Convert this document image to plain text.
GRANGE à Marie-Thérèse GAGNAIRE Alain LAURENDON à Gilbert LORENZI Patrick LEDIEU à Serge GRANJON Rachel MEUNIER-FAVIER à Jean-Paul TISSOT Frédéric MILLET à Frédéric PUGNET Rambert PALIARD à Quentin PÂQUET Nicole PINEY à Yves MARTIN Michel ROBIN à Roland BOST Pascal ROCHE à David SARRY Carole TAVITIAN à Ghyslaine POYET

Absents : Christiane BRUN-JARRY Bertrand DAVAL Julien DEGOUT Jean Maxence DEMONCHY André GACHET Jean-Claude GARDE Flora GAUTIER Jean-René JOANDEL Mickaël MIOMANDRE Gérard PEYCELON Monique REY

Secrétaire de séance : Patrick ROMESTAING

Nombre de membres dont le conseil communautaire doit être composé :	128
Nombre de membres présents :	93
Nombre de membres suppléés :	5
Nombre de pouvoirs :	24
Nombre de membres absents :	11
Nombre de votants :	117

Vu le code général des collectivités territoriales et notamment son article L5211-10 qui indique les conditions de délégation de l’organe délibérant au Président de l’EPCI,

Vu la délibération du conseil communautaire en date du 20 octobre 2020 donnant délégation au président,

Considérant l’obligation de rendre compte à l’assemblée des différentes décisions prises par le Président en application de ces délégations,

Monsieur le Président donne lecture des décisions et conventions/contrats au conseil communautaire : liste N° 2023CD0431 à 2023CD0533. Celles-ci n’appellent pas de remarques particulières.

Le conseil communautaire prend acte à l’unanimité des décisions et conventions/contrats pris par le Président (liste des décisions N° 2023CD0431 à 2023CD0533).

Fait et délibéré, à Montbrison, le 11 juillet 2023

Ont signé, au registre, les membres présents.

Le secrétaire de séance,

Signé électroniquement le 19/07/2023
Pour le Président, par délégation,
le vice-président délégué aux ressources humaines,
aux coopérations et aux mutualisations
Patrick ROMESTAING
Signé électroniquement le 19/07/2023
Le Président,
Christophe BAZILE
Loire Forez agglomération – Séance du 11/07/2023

◆ DIRECTIVE ◆
Reproduce all the data word for word.

◆ IN RESPONSE ◆
Convert this document image to plain text.
GRANGE à Marie-Thérèse GAGNAIRE Alain LAURENDON à Gilbert LORENZI Patrick LEDIEU à Serge GRANJON Rachel MEUNIER-FAVIER à Jean-Paul TISSOT Frédéric MILLET à Frédéric PUGNET Rambert PALIARD à Quentin PÂQUET Nicole PINEY à Yves MARTIN Michel ROBIN à Roland BOST Pascal ROCHE à David SARRY Carole TAVITIAN à Ghyslaine POYET

Absents : Christiane BRUN-JARRY Bertrand DAVAL Julien DEGOUT Jean Maxence DEMONCHY André GACHET Jean-Claude GARDE Flora GAUTIER Jean-René JOANDEL Mickaël MIOMANDRE Gérard PEYCELON Monique REY

Secrétaire de séance : Patrick ROMESTAING

Nombre de membres dont le conseil communautaire doit être composé :	128
Nombre de membres présents :	93
Nombre de membres suppléés :	5
Nombre de pouvoirs :	24
Nombre de membres absents :	11
Nombre de votants :	117

Vu le code général des collectivités territoriales et notamment son article L5211-10 qui indique les conditions de délégation de l’organe délibérant au Président de l’EPCI,

Vu la délibération du conseil communautaire en date du 20 octobre 2020 donnant délégation au président,

Considérant l’obligation de rendre compte à l’assemblée des différentes décisions prises par le Président en application de ces délégations,

Monsieur le Président donne lecture des décisions et conventions/contrats au conseil communautaire : liste N° 2023CD0431 à 2023CD0533. Celles-ci n’appellent pas de remarques particulières.

Le conseil communautaire prend acte à l’unanimité des décisions et conventions/contrats pris par le Président (liste des décisions N° 2023CD0431 à 2023CD0533).

Fait et délibéré, à Montbrison, le 11 juillet 2023

Ont signé, au registre, les membres présents.

Le secrétaire de séance,

Signé électroniquement le 19/07/2023
Pour le Président, par délégation,
le vice-président délégué aux ressources humaines,
aux coopérations et aux mutualisations
Patrick ROMESTAING
Signé électroniquement le 19/07/2023
Le Président,
Christophe BAZILE
Loire Forez agglomération – Séance du 11/07/2023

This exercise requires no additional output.